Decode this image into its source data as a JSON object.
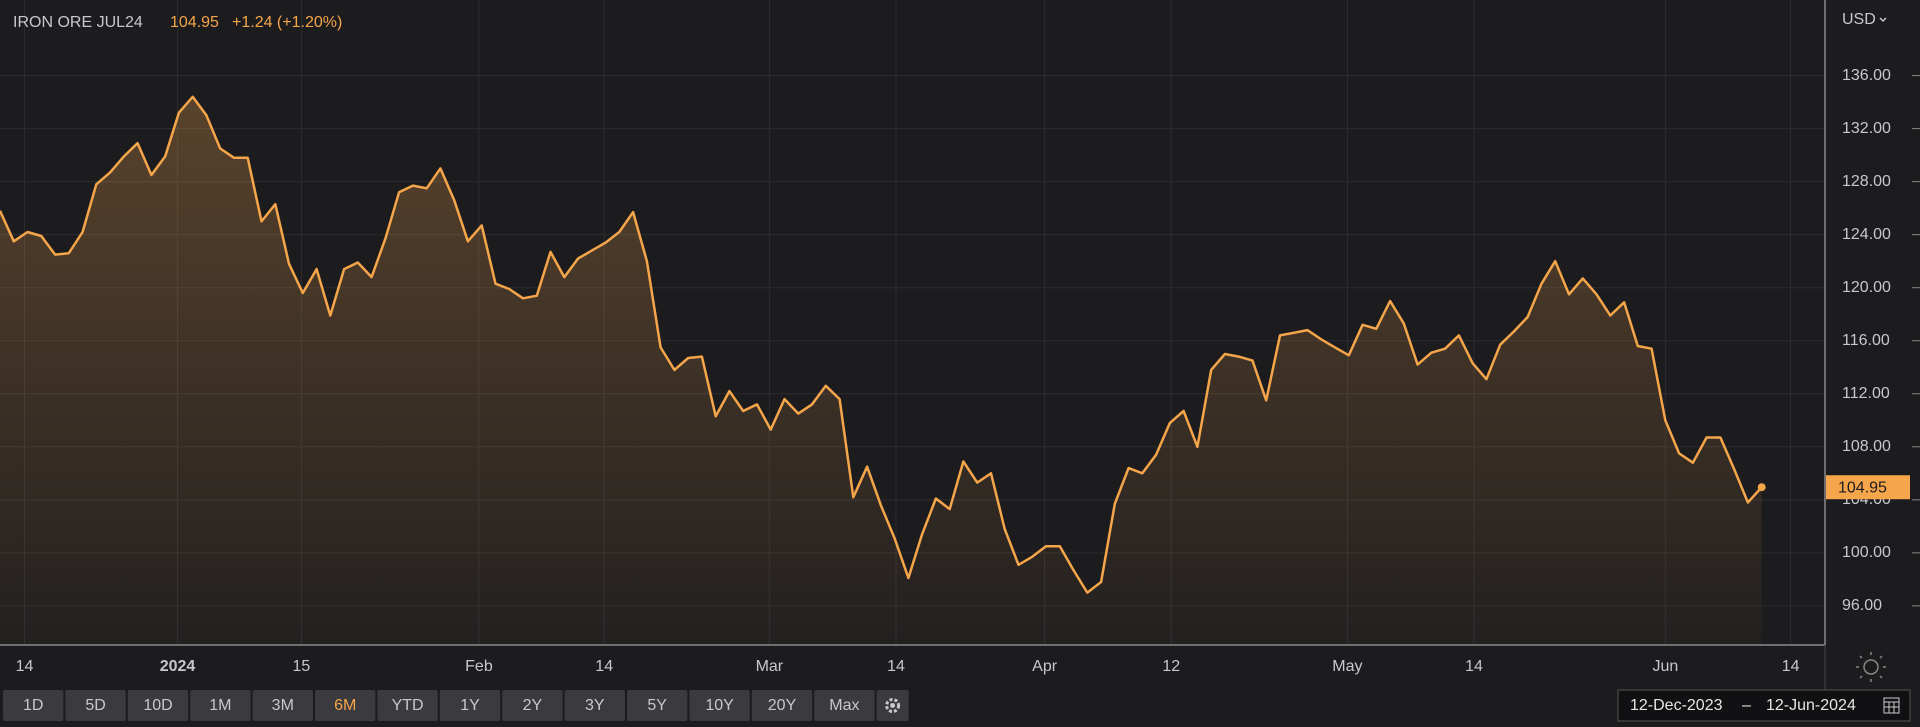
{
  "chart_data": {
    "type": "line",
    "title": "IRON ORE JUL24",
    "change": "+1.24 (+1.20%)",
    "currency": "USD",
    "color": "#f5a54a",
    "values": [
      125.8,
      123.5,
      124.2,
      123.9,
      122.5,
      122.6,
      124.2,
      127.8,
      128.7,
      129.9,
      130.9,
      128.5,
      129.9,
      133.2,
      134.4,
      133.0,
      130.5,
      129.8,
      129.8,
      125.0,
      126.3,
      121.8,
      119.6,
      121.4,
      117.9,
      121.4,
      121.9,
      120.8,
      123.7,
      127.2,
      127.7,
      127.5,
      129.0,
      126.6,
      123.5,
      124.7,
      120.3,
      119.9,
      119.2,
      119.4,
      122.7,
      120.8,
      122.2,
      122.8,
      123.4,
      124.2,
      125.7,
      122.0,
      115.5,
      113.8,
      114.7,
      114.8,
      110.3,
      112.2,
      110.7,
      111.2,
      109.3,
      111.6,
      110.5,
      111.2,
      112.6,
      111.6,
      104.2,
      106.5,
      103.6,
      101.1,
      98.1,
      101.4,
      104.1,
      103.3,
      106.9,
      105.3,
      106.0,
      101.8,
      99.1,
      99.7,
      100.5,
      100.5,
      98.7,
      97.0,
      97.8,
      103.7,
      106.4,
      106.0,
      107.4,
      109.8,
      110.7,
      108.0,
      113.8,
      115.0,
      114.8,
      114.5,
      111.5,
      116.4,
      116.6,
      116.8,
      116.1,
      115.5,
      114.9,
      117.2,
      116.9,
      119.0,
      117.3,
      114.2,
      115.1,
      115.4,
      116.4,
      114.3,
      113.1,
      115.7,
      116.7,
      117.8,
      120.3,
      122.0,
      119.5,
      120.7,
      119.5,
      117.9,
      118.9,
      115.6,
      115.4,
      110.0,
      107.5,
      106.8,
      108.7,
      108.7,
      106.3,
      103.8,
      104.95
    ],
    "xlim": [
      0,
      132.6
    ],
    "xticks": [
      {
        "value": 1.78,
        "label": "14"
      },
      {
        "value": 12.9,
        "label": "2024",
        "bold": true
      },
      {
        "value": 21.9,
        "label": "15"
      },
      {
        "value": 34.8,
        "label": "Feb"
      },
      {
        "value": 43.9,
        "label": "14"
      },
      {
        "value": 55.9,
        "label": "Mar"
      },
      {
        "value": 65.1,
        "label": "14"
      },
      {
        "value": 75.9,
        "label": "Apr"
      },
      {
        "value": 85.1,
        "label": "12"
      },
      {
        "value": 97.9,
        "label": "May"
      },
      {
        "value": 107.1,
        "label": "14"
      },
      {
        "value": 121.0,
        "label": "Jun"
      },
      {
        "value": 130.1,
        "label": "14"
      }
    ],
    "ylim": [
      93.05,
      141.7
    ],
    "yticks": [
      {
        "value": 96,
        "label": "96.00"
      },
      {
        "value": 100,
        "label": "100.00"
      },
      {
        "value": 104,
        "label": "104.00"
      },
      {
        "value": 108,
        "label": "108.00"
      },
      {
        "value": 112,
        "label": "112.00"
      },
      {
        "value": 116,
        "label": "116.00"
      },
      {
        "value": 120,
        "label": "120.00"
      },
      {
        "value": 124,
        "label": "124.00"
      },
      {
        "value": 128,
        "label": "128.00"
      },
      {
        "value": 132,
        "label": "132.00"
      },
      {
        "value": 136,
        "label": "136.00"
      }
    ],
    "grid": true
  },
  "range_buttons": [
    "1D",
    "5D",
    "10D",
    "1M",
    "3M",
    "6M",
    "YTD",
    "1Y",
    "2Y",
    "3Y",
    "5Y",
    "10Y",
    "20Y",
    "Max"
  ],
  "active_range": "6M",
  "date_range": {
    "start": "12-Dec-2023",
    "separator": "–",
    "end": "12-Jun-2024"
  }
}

• • • •

Exercise instructions →
Pictures don't belong in the copy. Restate all the entries exactly.

Complete output →
Decode this image into its source data as a JSON object.
{
  "chart_data": {
    "type": "line",
    "title": "IRON ORE JUL24",
    "change": "+1.24 (+1.20%)",
    "currency": "USD",
    "color": "#f5a54a",
    "values": [
      125.8,
      123.5,
      124.2,
      123.9,
      122.5,
      122.6,
      124.2,
      127.8,
      128.7,
      129.9,
      130.9,
      128.5,
      129.9,
      133.2,
      134.4,
      133.0,
      130.5,
      129.8,
      129.8,
      125.0,
      126.3,
      121.8,
      119.6,
      121.4,
      117.9,
      121.4,
      121.9,
      120.8,
      123.7,
      127.2,
      127.7,
      127.5,
      129.0,
      126.6,
      123.5,
      124.7,
      120.3,
      119.9,
      119.2,
      119.4,
      122.7,
      120.8,
      122.2,
      122.8,
      123.4,
      124.2,
      125.7,
      122.0,
      115.5,
      113.8,
      114.7,
      114.8,
      110.3,
      112.2,
      110.7,
      111.2,
      109.3,
      111.6,
      110.5,
      111.2,
      112.6,
      111.6,
      104.2,
      106.5,
      103.6,
      101.1,
      98.1,
      101.4,
      104.1,
      103.3,
      106.9,
      105.3,
      106.0,
      101.8,
      99.1,
      99.7,
      100.5,
      100.5,
      98.7,
      97.0,
      97.8,
      103.7,
      106.4,
      106.0,
      107.4,
      109.8,
      110.7,
      108.0,
      113.8,
      115.0,
      114.8,
      114.5,
      111.5,
      116.4,
      116.6,
      116.8,
      116.1,
      115.5,
      114.9,
      117.2,
      116.9,
      119.0,
      117.3,
      114.2,
      115.1,
      115.4,
      116.4,
      114.3,
      113.1,
      115.7,
      116.7,
      117.8,
      120.3,
      122.0,
      119.5,
      120.7,
      119.5,
      117.9,
      118.9,
      115.6,
      115.4,
      110.0,
      107.5,
      106.8,
      108.7,
      108.7,
      106.3,
      103.8,
      104.95
    ],
    "xlim": [
      0,
      132.6
    ],
    "xticks": [
      {
        "value": 1.78,
        "label": "14"
      },
      {
        "value": 12.9,
        "label": "2024",
        "bold": true
      },
      {
        "value": 21.9,
        "label": "15"
      },
      {
        "value": 34.8,
        "label": "Feb"
      },
      {
        "value": 43.9,
        "label": "14"
      },
      {
        "value": 55.9,
        "label": "Mar"
      },
      {
        "value": 65.1,
        "label": "14"
      },
      {
        "value": 75.9,
        "label": "Apr"
      },
      {
        "value": 85.1,
        "label": "12"
      },
      {
        "value": 97.9,
        "label": "May"
      },
      {
        "value": 107.1,
        "label": "14"
      },
      {
        "value": 121.0,
        "label": "Jun"
      },
      {
        "value": 130.1,
        "label": "14"
      }
    ],
    "ylim": [
      93.05,
      141.7
    ],
    "yticks": [
      {
        "value": 96,
        "label": "96.00"
      },
      {
        "value": 100,
        "label": "100.00"
      },
      {
        "value": 104,
        "label": "104.00"
      },
      {
        "value": 108,
        "label": "108.00"
      },
      {
        "value": 112,
        "label": "112.00"
      },
      {
        "value": 116,
        "label": "116.00"
      },
      {
        "value": 120,
        "label": "120.00"
      },
      {
        "value": 124,
        "label": "124.00"
      },
      {
        "value": 128,
        "label": "128.00"
      },
      {
        "value": 132,
        "label": "132.00"
      },
      {
        "value": 136,
        "label": "136.00"
      }
    ],
    "grid": true
  },
  "range_buttons": [
    "1D",
    "5D",
    "10D",
    "1M",
    "3M",
    "6M",
    "YTD",
    "1Y",
    "2Y",
    "3Y",
    "5Y",
    "10Y",
    "20Y",
    "Max"
  ],
  "active_range": "6M",
  "date_range": {
    "start": "12-Dec-2023",
    "separator": "–",
    "end": "12-Jun-2024"
  }
}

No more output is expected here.